Job: Every line that holds the string "JSON" is to be identified and copied.

Exercise material:
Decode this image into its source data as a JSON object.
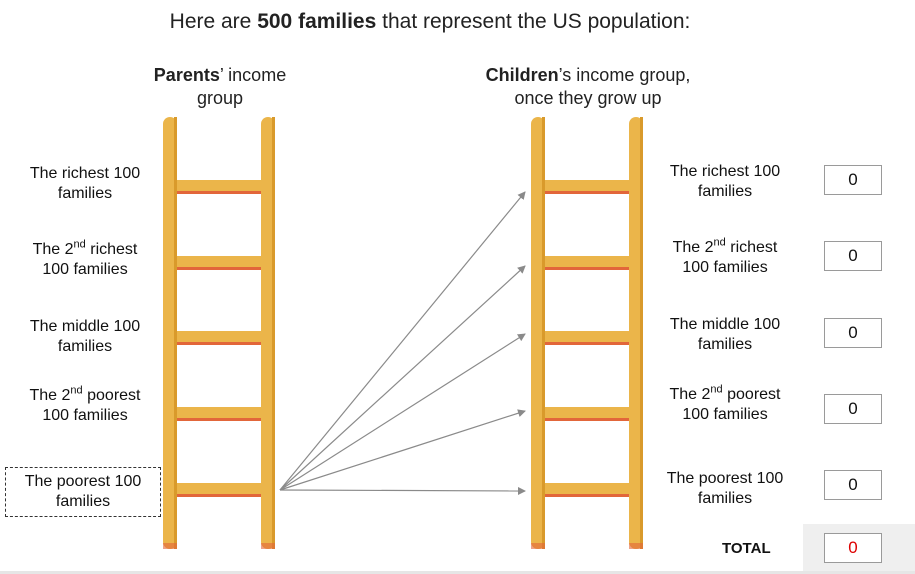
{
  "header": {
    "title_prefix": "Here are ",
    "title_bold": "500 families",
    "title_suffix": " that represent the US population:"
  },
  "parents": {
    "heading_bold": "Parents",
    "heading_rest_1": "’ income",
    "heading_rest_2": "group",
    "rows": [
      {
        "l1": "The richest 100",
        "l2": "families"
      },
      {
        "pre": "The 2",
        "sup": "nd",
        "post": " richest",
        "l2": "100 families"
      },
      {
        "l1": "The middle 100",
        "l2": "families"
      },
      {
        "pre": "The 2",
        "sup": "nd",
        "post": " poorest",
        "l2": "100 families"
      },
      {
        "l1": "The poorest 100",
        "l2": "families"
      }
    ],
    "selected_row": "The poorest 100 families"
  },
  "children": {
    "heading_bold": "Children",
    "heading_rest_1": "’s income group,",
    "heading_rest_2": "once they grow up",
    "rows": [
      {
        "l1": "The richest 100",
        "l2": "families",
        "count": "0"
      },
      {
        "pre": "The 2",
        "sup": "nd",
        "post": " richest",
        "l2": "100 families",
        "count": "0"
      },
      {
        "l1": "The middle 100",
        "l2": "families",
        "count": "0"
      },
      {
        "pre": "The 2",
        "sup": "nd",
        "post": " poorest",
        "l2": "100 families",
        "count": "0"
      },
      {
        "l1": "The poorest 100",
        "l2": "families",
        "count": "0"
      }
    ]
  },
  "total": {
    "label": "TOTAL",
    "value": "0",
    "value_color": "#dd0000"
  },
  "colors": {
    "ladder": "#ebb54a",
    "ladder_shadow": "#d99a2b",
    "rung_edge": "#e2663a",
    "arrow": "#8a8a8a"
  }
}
--
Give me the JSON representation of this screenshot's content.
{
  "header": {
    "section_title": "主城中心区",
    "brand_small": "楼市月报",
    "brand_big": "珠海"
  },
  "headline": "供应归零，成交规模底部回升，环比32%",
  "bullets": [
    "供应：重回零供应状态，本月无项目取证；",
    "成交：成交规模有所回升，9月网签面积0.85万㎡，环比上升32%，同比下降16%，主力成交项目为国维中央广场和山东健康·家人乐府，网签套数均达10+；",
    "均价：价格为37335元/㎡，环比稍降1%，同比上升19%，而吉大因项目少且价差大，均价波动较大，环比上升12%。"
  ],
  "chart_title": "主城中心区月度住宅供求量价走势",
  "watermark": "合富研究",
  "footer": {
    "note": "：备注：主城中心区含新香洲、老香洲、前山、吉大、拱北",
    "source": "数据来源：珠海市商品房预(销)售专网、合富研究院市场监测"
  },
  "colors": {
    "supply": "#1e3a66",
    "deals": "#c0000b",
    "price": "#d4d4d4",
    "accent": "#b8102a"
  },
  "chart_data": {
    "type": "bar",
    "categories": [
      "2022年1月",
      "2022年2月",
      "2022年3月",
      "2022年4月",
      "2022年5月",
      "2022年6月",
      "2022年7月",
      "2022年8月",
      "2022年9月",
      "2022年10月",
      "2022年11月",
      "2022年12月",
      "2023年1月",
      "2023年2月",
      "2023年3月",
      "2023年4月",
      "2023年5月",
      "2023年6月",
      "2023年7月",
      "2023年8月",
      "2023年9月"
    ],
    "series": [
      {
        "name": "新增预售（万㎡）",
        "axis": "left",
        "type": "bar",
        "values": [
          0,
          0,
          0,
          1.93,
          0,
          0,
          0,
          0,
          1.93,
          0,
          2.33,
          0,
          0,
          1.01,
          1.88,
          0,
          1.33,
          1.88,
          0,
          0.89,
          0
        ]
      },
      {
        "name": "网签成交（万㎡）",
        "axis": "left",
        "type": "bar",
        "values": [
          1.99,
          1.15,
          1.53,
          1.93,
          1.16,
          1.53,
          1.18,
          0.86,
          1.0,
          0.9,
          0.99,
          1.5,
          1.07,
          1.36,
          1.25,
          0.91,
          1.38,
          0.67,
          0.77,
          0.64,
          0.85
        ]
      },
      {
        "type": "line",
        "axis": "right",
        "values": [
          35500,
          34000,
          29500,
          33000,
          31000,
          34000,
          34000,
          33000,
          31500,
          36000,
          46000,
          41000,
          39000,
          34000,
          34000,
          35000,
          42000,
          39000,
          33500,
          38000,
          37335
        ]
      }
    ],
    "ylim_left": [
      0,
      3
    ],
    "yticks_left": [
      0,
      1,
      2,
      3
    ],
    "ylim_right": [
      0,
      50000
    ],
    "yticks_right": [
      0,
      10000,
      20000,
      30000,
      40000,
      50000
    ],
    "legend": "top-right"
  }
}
---
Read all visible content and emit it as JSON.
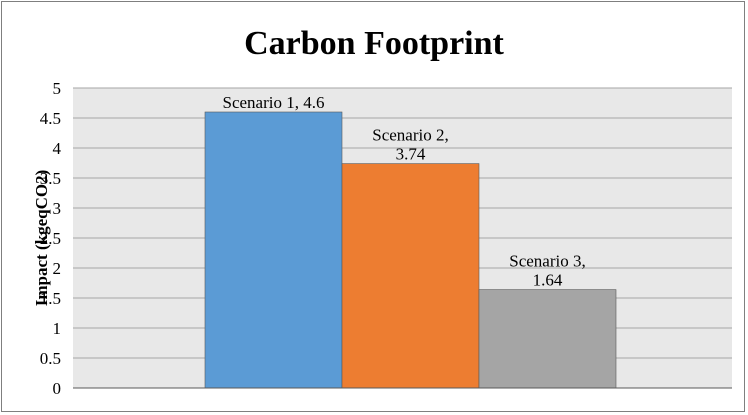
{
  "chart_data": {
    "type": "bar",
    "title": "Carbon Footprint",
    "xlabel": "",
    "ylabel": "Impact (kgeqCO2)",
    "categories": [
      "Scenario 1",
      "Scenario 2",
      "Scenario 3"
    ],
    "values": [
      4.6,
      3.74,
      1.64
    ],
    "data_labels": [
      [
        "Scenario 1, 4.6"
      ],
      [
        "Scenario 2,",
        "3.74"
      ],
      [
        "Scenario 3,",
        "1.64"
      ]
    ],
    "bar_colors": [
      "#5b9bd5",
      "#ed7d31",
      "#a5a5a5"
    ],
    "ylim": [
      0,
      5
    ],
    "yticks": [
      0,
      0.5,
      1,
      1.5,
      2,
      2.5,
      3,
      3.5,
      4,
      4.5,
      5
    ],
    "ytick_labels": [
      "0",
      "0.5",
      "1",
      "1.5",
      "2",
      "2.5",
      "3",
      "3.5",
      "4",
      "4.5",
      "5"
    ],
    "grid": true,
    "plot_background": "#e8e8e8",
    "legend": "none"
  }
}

Correct result:
Decode this image into its source data as a JSON object.
Give me the JSON representation of this screenshot's content.
Read all visible content and emit it as JSON.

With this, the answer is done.